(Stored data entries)
┄┄┄┄┄┄┄┄┄┄

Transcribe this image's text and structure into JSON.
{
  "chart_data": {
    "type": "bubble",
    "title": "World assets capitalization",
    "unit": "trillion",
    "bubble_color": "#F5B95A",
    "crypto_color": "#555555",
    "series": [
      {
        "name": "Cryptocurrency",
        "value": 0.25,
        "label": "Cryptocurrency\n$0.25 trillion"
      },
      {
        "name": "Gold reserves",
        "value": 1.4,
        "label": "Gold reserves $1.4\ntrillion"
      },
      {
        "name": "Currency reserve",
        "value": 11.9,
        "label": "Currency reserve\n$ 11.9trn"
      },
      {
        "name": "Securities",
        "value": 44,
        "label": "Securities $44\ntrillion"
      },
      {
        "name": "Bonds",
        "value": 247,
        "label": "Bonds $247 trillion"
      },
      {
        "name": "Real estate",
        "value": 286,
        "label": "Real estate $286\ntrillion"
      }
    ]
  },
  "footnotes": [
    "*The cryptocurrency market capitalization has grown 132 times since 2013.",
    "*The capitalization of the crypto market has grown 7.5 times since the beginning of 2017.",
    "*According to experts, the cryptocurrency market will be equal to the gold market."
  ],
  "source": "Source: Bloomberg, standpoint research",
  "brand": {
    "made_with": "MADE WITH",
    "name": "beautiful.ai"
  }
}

┄┄┄┄┄┄┄┄┄┄

- _What to produce_: Pick out every line above that contains the word "grown" and copy it.

- _Exercise response_:
    "*The cryptocurrency market capitalization has grown 132 times since 2013.",
    "*The capitalization of the crypto market has grown 7.5 times since the beginning of 2017.",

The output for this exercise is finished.